▶ EXERCISE TASK
What follows is a listing; give it again exactly, in its entirety.
########
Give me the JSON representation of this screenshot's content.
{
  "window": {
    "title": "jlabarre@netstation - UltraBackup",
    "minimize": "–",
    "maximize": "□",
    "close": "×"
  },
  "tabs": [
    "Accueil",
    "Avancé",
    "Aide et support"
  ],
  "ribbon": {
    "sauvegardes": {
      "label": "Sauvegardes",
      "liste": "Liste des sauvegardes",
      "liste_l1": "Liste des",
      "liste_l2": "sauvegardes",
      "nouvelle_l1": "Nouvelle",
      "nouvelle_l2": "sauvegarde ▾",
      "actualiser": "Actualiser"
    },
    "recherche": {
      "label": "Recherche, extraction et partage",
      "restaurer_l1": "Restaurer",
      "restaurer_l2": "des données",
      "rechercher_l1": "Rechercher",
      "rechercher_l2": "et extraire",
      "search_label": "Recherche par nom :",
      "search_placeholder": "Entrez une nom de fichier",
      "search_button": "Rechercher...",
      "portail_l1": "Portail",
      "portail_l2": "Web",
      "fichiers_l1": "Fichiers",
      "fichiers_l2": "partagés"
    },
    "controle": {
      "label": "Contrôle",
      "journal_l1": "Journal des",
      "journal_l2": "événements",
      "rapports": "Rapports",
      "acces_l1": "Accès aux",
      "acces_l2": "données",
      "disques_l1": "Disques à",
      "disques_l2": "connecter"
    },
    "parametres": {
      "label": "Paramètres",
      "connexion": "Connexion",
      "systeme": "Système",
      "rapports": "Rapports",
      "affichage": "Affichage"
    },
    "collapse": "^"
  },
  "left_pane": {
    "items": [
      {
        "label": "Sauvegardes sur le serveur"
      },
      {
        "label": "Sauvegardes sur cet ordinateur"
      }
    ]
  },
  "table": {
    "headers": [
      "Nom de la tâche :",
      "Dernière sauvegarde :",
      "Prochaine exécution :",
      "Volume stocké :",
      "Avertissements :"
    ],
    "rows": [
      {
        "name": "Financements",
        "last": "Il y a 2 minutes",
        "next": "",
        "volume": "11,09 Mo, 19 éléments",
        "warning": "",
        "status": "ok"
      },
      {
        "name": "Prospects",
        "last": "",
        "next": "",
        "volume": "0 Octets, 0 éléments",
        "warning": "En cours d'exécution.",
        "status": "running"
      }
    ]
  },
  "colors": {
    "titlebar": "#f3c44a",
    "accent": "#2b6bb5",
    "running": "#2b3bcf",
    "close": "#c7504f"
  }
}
########
▶ EXPECTED ANSWER
Give me the JSON representation of this screenshot's content.
{
  "window": {
    "title": "jlabarre@netstation - UltraBackup",
    "minimize": "–",
    "maximize": "□",
    "close": "×"
  },
  "tabs": [
    "Accueil",
    "Avancé",
    "Aide et support"
  ],
  "ribbon": {
    "sauvegardes": {
      "label": "Sauvegardes",
      "liste": "Liste des sauvegardes",
      "liste_l1": "Liste des",
      "liste_l2": "sauvegardes",
      "nouvelle_l1": "Nouvelle",
      "nouvelle_l2": "sauvegarde ▾",
      "actualiser": "Actualiser"
    },
    "recherche": {
      "label": "Recherche, extraction et partage",
      "restaurer_l1": "Restaurer",
      "restaurer_l2": "des données",
      "rechercher_l1": "Rechercher",
      "rechercher_l2": "et extraire",
      "search_label": "Recherche par nom :",
      "search_placeholder": "Entrez une nom de fichier",
      "search_button": "Rechercher...",
      "portail_l1": "Portail",
      "portail_l2": "Web",
      "fichiers_l1": "Fichiers",
      "fichiers_l2": "partagés"
    },
    "controle": {
      "label": "Contrôle",
      "journal_l1": "Journal des",
      "journal_l2": "événements",
      "rapports": "Rapports",
      "acces_l1": "Accès aux",
      "acces_l2": "données",
      "disques_l1": "Disques à",
      "disques_l2": "connecter"
    },
    "parametres": {
      "label": "Paramètres",
      "connexion": "Connexion",
      "systeme": "Système",
      "rapports": "Rapports",
      "affichage": "Affichage"
    },
    "collapse": "^"
  },
  "left_pane": {
    "items": [
      {
        "label": "Sauvegardes sur le serveur"
      },
      {
        "label": "Sauvegardes sur cet ordinateur"
      }
    ]
  },
  "table": {
    "headers": [
      "Nom de la tâche :",
      "Dernière sauvegarde :",
      "Prochaine exécution :",
      "Volume stocké :",
      "Avertissements :"
    ],
    "rows": [
      {
        "name": "Financements",
        "last": "Il y a 2 minutes",
        "next": "",
        "volume": "11,09 Mo, 19 éléments",
        "warning": "",
        "status": "ok"
      },
      {
        "name": "Prospects",
        "last": "",
        "next": "",
        "volume": "0 Octets, 0 éléments",
        "warning": "En cours d'exécution.",
        "status": "running"
      }
    ]
  },
  "colors": {
    "titlebar": "#f3c44a",
    "accent": "#2b6bb5",
    "running": "#2b3bcf",
    "close": "#c7504f"
  }
}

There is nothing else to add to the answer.